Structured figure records

※

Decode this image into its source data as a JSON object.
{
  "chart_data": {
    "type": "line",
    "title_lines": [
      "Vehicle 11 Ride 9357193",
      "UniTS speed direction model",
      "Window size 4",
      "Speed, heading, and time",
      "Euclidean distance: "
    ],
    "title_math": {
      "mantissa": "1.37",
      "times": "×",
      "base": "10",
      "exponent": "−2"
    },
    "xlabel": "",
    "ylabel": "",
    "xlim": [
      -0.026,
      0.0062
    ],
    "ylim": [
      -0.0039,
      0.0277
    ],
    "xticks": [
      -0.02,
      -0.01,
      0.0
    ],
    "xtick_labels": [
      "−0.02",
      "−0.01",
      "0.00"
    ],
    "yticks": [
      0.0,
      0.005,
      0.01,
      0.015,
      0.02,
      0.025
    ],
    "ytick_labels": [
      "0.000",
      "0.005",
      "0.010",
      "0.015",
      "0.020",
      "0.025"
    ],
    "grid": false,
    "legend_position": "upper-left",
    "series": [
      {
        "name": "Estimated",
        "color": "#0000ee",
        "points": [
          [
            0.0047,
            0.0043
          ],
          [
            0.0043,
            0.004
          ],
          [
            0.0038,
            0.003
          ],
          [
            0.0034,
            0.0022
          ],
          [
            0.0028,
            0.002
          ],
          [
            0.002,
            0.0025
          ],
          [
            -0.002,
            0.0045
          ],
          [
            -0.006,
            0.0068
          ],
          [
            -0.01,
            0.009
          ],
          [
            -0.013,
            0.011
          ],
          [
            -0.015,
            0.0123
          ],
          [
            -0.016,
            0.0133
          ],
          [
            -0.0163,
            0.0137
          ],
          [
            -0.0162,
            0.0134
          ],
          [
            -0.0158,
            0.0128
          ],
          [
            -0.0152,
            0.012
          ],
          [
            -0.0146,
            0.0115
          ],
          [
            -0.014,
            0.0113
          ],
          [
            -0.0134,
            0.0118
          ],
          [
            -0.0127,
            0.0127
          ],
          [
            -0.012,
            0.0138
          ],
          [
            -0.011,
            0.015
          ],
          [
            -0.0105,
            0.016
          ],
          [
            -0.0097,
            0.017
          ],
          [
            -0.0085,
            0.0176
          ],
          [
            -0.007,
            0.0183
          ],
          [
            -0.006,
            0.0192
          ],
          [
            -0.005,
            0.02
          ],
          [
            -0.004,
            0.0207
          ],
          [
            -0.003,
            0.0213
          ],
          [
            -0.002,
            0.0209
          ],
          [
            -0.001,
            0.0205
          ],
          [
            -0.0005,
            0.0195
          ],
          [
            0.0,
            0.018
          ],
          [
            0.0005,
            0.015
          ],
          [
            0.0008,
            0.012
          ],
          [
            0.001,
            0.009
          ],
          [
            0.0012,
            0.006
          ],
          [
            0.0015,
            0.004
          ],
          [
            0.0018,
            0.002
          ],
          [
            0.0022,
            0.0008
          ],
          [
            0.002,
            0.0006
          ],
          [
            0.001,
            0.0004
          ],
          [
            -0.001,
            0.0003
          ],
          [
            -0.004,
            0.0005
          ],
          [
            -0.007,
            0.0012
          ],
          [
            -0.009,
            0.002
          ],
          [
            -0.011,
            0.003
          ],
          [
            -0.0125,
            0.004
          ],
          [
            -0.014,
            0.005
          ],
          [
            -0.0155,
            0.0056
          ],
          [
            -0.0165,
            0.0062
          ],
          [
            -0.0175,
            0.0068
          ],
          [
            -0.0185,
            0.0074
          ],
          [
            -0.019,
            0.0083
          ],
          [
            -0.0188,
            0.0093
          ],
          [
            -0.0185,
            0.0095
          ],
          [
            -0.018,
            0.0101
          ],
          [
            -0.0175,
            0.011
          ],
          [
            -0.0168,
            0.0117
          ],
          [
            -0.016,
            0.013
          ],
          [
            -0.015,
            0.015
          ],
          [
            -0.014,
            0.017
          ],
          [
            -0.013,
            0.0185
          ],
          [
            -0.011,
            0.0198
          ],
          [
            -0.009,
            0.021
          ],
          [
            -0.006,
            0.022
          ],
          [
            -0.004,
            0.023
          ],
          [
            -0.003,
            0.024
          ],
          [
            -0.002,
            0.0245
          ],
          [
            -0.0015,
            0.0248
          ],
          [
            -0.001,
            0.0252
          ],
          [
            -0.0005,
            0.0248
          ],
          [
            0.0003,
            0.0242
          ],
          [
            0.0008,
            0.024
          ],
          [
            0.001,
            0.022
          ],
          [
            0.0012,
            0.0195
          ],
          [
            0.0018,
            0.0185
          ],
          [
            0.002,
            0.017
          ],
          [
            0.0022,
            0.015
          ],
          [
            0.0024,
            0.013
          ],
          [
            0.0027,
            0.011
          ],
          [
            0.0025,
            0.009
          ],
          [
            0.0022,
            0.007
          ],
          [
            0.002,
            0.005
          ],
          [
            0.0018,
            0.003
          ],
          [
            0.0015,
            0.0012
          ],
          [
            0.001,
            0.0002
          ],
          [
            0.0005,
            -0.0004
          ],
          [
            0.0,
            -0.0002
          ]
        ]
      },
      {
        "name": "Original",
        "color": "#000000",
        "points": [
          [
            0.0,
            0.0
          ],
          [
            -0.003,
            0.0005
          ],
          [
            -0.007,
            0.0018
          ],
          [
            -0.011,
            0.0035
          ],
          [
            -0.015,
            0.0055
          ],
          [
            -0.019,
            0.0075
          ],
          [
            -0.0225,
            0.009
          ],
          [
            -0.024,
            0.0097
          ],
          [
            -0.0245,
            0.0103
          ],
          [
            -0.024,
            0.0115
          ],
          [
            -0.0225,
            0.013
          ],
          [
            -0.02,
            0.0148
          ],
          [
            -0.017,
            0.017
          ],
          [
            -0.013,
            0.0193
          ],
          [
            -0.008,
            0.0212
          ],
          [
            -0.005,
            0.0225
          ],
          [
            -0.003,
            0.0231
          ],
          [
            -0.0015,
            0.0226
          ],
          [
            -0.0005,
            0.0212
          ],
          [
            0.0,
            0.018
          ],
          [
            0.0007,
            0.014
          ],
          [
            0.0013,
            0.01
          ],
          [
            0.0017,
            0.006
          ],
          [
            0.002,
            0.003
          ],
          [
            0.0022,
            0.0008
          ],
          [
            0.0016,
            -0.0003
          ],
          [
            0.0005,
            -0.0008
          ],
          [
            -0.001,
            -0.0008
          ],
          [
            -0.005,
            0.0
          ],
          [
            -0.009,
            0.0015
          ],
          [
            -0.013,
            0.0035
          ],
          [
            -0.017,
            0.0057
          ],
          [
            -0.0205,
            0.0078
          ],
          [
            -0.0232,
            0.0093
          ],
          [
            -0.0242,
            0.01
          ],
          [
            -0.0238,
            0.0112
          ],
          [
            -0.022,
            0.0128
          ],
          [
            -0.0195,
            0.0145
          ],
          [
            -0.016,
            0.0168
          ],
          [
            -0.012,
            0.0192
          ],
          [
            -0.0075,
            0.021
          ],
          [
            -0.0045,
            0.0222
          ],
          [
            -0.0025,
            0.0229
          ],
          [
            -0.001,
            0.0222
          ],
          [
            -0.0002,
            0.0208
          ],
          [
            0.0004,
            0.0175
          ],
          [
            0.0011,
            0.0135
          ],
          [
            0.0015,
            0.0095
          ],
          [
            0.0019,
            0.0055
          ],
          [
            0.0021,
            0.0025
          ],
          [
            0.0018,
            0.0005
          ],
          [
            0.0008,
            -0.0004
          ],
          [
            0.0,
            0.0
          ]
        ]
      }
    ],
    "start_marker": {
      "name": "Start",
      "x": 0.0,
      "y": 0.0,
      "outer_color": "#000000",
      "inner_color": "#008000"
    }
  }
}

※

INSTRUCTION
From the records above, extract everything verbatim.

ANSWER TO THIS EXERCISE
Decode this image into its source data as a JSON object.
{
  "chart_data": {
    "type": "line",
    "title_lines": [
      "Vehicle 11 Ride 9357193",
      "UniTS speed direction model",
      "Window size 4",
      "Speed, heading, and time",
      "Euclidean distance: "
    ],
    "title_math": {
      "mantissa": "1.37",
      "times": "×",
      "base": "10",
      "exponent": "−2"
    },
    "xlabel": "",
    "ylabel": "",
    "xlim": [
      -0.026,
      0.0062
    ],
    "ylim": [
      -0.0039,
      0.0277
    ],
    "xticks": [
      -0.02,
      -0.01,
      0.0
    ],
    "xtick_labels": [
      "−0.02",
      "−0.01",
      "0.00"
    ],
    "yticks": [
      0.0,
      0.005,
      0.01,
      0.015,
      0.02,
      0.025
    ],
    "ytick_labels": [
      "0.000",
      "0.005",
      "0.010",
      "0.015",
      "0.020",
      "0.025"
    ],
    "grid": false,
    "legend_position": "upper-left",
    "series": [
      {
        "name": "Estimated",
        "color": "#0000ee",
        "points": [
          [
            0.0047,
            0.0043
          ],
          [
            0.0043,
            0.004
          ],
          [
            0.0038,
            0.003
          ],
          [
            0.0034,
            0.0022
          ],
          [
            0.0028,
            0.002
          ],
          [
            0.002,
            0.0025
          ],
          [
            -0.002,
            0.0045
          ],
          [
            -0.006,
            0.0068
          ],
          [
            -0.01,
            0.009
          ],
          [
            -0.013,
            0.011
          ],
          [
            -0.015,
            0.0123
          ],
          [
            -0.016,
            0.0133
          ],
          [
            -0.0163,
            0.0137
          ],
          [
            -0.0162,
            0.0134
          ],
          [
            -0.0158,
            0.0128
          ],
          [
            -0.0152,
            0.012
          ],
          [
            -0.0146,
            0.0115
          ],
          [
            -0.014,
            0.0113
          ],
          [
            -0.0134,
            0.0118
          ],
          [
            -0.0127,
            0.0127
          ],
          [
            -0.012,
            0.0138
          ],
          [
            -0.011,
            0.015
          ],
          [
            -0.0105,
            0.016
          ],
          [
            -0.0097,
            0.017
          ],
          [
            -0.0085,
            0.0176
          ],
          [
            -0.007,
            0.0183
          ],
          [
            -0.006,
            0.0192
          ],
          [
            -0.005,
            0.02
          ],
          [
            -0.004,
            0.0207
          ],
          [
            -0.003,
            0.0213
          ],
          [
            -0.002,
            0.0209
          ],
          [
            -0.001,
            0.0205
          ],
          [
            -0.0005,
            0.0195
          ],
          [
            0.0,
            0.018
          ],
          [
            0.0005,
            0.015
          ],
          [
            0.0008,
            0.012
          ],
          [
            0.001,
            0.009
          ],
          [
            0.0012,
            0.006
          ],
          [
            0.0015,
            0.004
          ],
          [
            0.0018,
            0.002
          ],
          [
            0.0022,
            0.0008
          ],
          [
            0.002,
            0.0006
          ],
          [
            0.001,
            0.0004
          ],
          [
            -0.001,
            0.0003
          ],
          [
            -0.004,
            0.0005
          ],
          [
            -0.007,
            0.0012
          ],
          [
            -0.009,
            0.002
          ],
          [
            -0.011,
            0.003
          ],
          [
            -0.0125,
            0.004
          ],
          [
            -0.014,
            0.005
          ],
          [
            -0.0155,
            0.0056
          ],
          [
            -0.0165,
            0.0062
          ],
          [
            -0.0175,
            0.0068
          ],
          [
            -0.0185,
            0.0074
          ],
          [
            -0.019,
            0.0083
          ],
          [
            -0.0188,
            0.0093
          ],
          [
            -0.0185,
            0.0095
          ],
          [
            -0.018,
            0.0101
          ],
          [
            -0.0175,
            0.011
          ],
          [
            -0.0168,
            0.0117
          ],
          [
            -0.016,
            0.013
          ],
          [
            -0.015,
            0.015
          ],
          [
            -0.014,
            0.017
          ],
          [
            -0.013,
            0.0185
          ],
          [
            -0.011,
            0.0198
          ],
          [
            -0.009,
            0.021
          ],
          [
            -0.006,
            0.022
          ],
          [
            -0.004,
            0.023
          ],
          [
            -0.003,
            0.024
          ],
          [
            -0.002,
            0.0245
          ],
          [
            -0.0015,
            0.0248
          ],
          [
            -0.001,
            0.0252
          ],
          [
            -0.0005,
            0.0248
          ],
          [
            0.0003,
            0.0242
          ],
          [
            0.0008,
            0.024
          ],
          [
            0.001,
            0.022
          ],
          [
            0.0012,
            0.0195
          ],
          [
            0.0018,
            0.0185
          ],
          [
            0.002,
            0.017
          ],
          [
            0.0022,
            0.015
          ],
          [
            0.0024,
            0.013
          ],
          [
            0.0027,
            0.011
          ],
          [
            0.0025,
            0.009
          ],
          [
            0.0022,
            0.007
          ],
          [
            0.002,
            0.005
          ],
          [
            0.0018,
            0.003
          ],
          [
            0.0015,
            0.0012
          ],
          [
            0.001,
            0.0002
          ],
          [
            0.0005,
            -0.0004
          ],
          [
            0.0,
            -0.0002
          ]
        ]
      },
      {
        "name": "Original",
        "color": "#000000",
        "points": [
          [
            0.0,
            0.0
          ],
          [
            -0.003,
            0.0005
          ],
          [
            -0.007,
            0.0018
          ],
          [
            -0.011,
            0.0035
          ],
          [
            -0.015,
            0.0055
          ],
          [
            -0.019,
            0.0075
          ],
          [
            -0.0225,
            0.009
          ],
          [
            -0.024,
            0.0097
          ],
          [
            -0.0245,
            0.0103
          ],
          [
            -0.024,
            0.0115
          ],
          [
            -0.0225,
            0.013
          ],
          [
            -0.02,
            0.0148
          ],
          [
            -0.017,
            0.017
          ],
          [
            -0.013,
            0.0193
          ],
          [
            -0.008,
            0.0212
          ],
          [
            -0.005,
            0.0225
          ],
          [
            -0.003,
            0.0231
          ],
          [
            -0.0015,
            0.0226
          ],
          [
            -0.0005,
            0.0212
          ],
          [
            0.0,
            0.018
          ],
          [
            0.0007,
            0.014
          ],
          [
            0.0013,
            0.01
          ],
          [
            0.0017,
            0.006
          ],
          [
            0.002,
            0.003
          ],
          [
            0.0022,
            0.0008
          ],
          [
            0.0016,
            -0.0003
          ],
          [
            0.0005,
            -0.0008
          ],
          [
            -0.001,
            -0.0008
          ],
          [
            -0.005,
            0.0
          ],
          [
            -0.009,
            0.0015
          ],
          [
            -0.013,
            0.0035
          ],
          [
            -0.017,
            0.0057
          ],
          [
            -0.0205,
            0.0078
          ],
          [
            -0.0232,
            0.0093
          ],
          [
            -0.0242,
            0.01
          ],
          [
            -0.0238,
            0.0112
          ],
          [
            -0.022,
            0.0128
          ],
          [
            -0.0195,
            0.0145
          ],
          [
            -0.016,
            0.0168
          ],
          [
            -0.012,
            0.0192
          ],
          [
            -0.0075,
            0.021
          ],
          [
            -0.0045,
            0.0222
          ],
          [
            -0.0025,
            0.0229
          ],
          [
            -0.001,
            0.0222
          ],
          [
            -0.0002,
            0.0208
          ],
          [
            0.0004,
            0.0175
          ],
          [
            0.0011,
            0.0135
          ],
          [
            0.0015,
            0.0095
          ],
          [
            0.0019,
            0.0055
          ],
          [
            0.0021,
            0.0025
          ],
          [
            0.0018,
            0.0005
          ],
          [
            0.0008,
            -0.0004
          ],
          [
            0.0,
            0.0
          ]
        ]
      }
    ],
    "start_marker": {
      "name": "Start",
      "x": 0.0,
      "y": 0.0,
      "outer_color": "#000000",
      "inner_color": "#008000"
    }
  }
}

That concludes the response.